Directive.
Pick every line with "image" from the material below.

Rows.
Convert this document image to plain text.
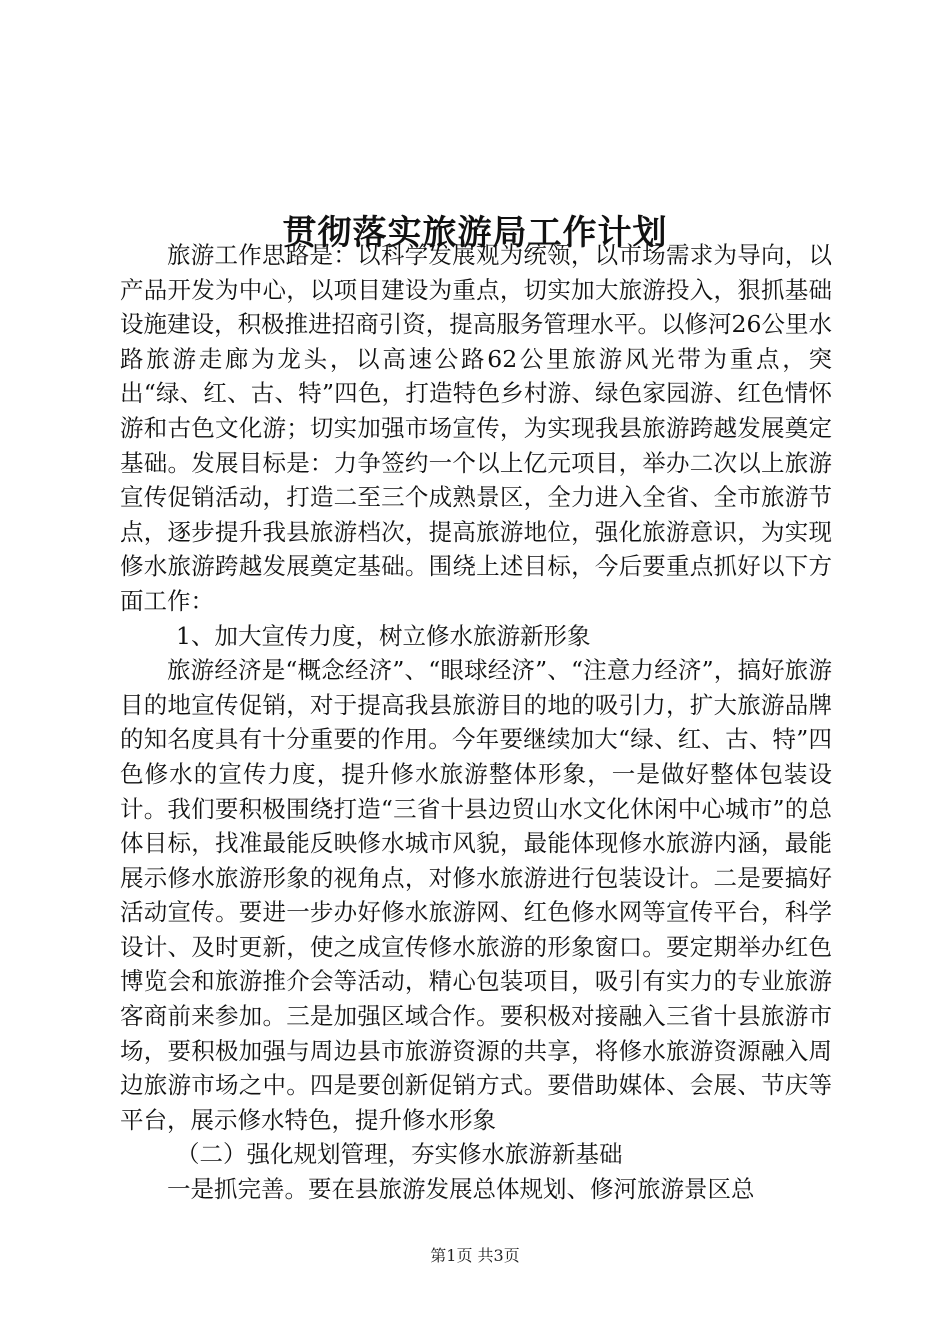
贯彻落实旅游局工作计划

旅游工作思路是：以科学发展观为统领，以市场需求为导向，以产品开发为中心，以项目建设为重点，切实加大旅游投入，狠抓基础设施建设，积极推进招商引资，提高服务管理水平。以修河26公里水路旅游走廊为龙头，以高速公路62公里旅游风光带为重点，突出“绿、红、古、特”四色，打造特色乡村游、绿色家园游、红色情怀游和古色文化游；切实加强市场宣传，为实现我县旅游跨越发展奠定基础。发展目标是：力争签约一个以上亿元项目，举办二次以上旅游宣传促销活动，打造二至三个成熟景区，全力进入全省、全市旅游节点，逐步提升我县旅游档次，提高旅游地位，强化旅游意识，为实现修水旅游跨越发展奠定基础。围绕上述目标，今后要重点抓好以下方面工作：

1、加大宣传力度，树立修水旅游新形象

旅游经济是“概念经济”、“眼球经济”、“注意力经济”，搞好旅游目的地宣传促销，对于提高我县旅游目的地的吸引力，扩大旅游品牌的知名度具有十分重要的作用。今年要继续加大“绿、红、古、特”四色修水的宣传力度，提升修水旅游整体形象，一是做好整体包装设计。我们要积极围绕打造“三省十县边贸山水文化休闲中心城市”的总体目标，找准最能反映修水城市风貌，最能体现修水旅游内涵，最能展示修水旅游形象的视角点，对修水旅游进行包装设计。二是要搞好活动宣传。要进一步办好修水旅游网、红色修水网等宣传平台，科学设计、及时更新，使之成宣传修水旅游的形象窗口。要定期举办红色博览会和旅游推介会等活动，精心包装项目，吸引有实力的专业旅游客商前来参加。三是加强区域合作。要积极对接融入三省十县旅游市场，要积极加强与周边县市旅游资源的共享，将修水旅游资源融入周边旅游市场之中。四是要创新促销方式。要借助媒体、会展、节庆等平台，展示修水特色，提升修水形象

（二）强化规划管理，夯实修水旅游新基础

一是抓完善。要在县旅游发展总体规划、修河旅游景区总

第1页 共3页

* * *

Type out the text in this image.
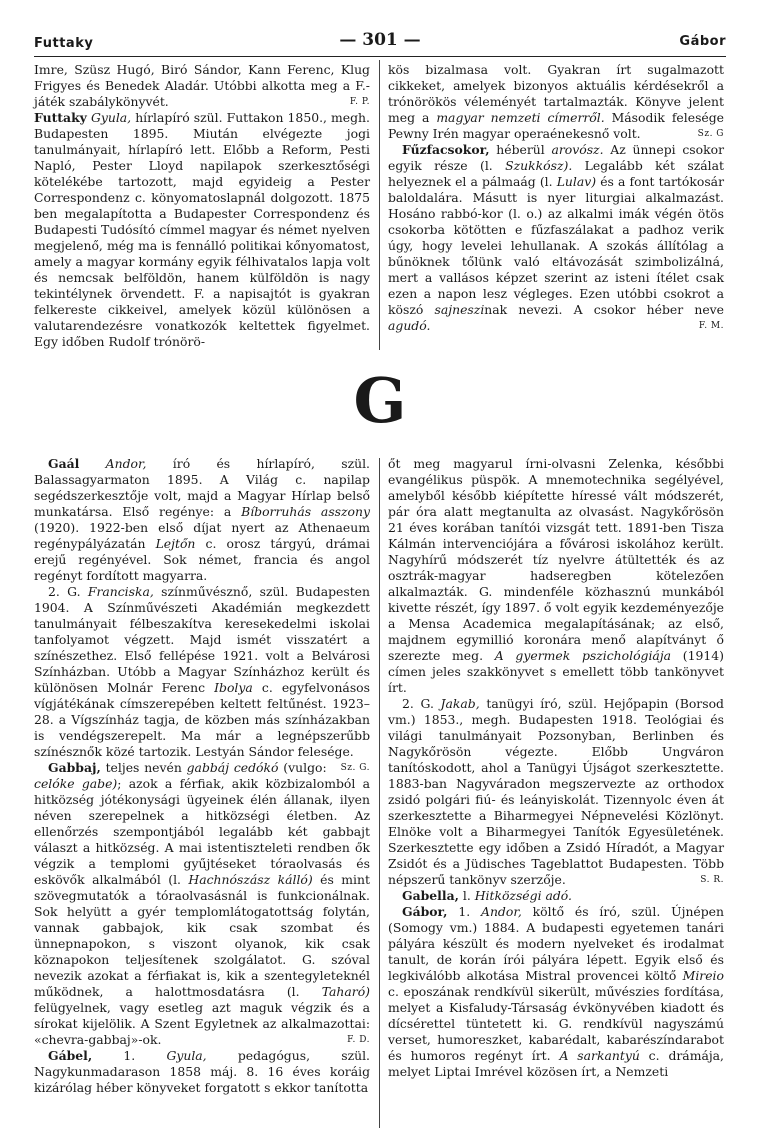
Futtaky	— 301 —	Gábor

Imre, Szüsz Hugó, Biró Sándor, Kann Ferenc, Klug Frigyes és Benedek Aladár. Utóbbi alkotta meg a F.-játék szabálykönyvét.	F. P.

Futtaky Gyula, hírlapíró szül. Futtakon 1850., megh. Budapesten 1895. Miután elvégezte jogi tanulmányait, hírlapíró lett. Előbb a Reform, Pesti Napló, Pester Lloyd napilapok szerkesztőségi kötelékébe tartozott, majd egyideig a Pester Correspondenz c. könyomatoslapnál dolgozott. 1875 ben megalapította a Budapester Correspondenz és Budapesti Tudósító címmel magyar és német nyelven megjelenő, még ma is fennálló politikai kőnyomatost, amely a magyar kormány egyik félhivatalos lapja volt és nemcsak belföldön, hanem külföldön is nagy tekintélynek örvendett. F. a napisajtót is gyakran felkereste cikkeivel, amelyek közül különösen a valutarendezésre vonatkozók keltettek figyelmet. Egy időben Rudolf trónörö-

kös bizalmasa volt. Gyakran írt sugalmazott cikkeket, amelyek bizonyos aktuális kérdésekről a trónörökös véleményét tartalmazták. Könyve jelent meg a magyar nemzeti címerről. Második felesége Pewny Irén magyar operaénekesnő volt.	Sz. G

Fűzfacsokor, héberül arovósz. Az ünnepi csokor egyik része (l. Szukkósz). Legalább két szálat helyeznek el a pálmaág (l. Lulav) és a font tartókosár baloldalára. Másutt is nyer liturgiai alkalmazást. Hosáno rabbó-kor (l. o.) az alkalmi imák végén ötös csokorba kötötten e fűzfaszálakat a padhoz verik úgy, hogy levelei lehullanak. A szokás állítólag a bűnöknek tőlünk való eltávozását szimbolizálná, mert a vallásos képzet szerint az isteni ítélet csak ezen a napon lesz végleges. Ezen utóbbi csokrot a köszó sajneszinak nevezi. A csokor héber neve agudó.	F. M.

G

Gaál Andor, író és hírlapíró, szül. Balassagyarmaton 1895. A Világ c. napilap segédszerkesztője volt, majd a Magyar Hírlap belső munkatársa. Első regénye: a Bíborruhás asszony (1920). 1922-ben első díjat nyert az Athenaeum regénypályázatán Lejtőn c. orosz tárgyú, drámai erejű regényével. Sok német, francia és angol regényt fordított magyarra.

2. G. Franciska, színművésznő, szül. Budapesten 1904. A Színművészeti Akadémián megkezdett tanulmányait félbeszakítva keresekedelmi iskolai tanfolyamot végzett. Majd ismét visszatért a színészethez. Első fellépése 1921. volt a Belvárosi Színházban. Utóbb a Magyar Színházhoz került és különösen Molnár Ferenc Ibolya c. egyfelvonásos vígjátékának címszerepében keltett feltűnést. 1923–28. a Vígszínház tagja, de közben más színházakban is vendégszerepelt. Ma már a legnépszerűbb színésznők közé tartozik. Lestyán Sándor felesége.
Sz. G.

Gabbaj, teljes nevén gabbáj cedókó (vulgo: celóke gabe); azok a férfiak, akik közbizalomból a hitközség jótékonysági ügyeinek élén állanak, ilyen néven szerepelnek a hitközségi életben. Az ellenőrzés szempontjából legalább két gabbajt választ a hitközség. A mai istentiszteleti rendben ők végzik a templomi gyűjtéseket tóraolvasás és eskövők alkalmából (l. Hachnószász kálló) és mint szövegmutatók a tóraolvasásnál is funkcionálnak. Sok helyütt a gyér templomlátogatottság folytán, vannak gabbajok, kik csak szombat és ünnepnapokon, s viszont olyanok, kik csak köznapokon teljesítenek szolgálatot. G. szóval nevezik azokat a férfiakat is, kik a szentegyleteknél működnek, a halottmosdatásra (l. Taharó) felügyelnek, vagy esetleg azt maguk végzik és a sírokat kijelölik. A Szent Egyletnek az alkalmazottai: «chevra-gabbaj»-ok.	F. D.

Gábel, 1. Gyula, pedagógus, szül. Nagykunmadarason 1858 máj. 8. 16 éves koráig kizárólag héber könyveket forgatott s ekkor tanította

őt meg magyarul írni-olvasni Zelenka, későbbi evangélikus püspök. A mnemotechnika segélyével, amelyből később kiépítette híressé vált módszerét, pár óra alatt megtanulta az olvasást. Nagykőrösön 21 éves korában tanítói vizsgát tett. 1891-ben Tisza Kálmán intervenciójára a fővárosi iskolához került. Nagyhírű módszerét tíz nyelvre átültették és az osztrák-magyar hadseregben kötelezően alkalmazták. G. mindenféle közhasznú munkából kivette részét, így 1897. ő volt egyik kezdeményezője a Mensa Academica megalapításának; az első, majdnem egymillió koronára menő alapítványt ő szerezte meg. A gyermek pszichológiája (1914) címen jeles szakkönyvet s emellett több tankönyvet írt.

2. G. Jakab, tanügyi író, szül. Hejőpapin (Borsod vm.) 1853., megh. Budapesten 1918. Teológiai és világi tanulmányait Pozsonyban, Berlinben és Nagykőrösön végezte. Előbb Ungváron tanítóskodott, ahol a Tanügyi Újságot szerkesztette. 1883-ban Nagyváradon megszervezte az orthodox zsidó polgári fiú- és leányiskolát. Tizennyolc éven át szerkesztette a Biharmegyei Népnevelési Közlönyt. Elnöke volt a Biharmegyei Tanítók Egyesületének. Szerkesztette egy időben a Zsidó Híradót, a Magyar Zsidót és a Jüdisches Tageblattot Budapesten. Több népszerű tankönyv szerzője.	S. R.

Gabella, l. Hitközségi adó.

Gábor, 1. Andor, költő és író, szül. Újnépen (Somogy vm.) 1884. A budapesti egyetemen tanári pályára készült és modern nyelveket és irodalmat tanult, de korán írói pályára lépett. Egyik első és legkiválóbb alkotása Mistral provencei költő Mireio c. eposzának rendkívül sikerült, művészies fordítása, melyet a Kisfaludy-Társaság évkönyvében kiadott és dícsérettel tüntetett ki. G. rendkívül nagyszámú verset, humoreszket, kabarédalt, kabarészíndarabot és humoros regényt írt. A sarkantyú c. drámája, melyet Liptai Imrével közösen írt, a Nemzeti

--

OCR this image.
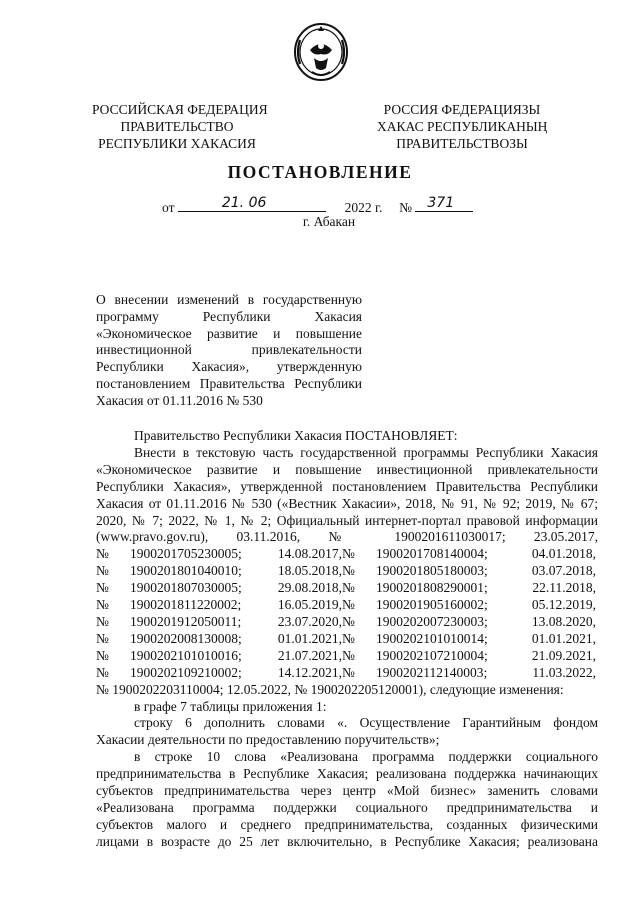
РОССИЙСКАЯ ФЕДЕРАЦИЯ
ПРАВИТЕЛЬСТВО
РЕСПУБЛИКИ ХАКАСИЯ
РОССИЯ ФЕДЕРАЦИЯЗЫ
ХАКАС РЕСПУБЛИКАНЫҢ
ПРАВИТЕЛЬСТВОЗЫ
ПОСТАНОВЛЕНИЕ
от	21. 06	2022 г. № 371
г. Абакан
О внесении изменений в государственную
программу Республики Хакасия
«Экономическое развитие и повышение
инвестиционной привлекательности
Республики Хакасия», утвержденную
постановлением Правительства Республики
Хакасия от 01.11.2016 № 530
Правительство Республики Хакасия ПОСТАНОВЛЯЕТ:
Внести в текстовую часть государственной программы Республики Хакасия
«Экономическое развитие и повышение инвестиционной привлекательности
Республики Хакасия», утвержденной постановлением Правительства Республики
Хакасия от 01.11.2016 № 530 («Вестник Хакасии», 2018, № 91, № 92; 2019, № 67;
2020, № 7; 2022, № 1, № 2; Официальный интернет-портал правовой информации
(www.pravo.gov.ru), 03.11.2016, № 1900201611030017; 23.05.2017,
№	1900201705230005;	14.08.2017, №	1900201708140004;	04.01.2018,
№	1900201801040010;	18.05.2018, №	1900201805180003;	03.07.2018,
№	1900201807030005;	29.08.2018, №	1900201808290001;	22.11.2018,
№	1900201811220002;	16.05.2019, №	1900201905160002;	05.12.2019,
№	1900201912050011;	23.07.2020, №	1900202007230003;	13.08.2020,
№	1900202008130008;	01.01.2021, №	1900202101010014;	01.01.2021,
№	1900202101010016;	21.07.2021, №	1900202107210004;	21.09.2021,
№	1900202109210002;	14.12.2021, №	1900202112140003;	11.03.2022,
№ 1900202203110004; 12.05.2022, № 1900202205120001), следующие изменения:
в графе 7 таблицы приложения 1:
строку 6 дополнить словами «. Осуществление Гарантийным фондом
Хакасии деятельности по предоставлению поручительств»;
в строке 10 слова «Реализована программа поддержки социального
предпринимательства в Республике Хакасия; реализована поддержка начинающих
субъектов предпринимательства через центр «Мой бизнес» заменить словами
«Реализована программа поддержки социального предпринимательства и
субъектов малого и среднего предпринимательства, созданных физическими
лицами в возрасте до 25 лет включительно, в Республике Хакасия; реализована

Output.
Convert this document image to plain text.
Type out the text in this image.
OCR this image.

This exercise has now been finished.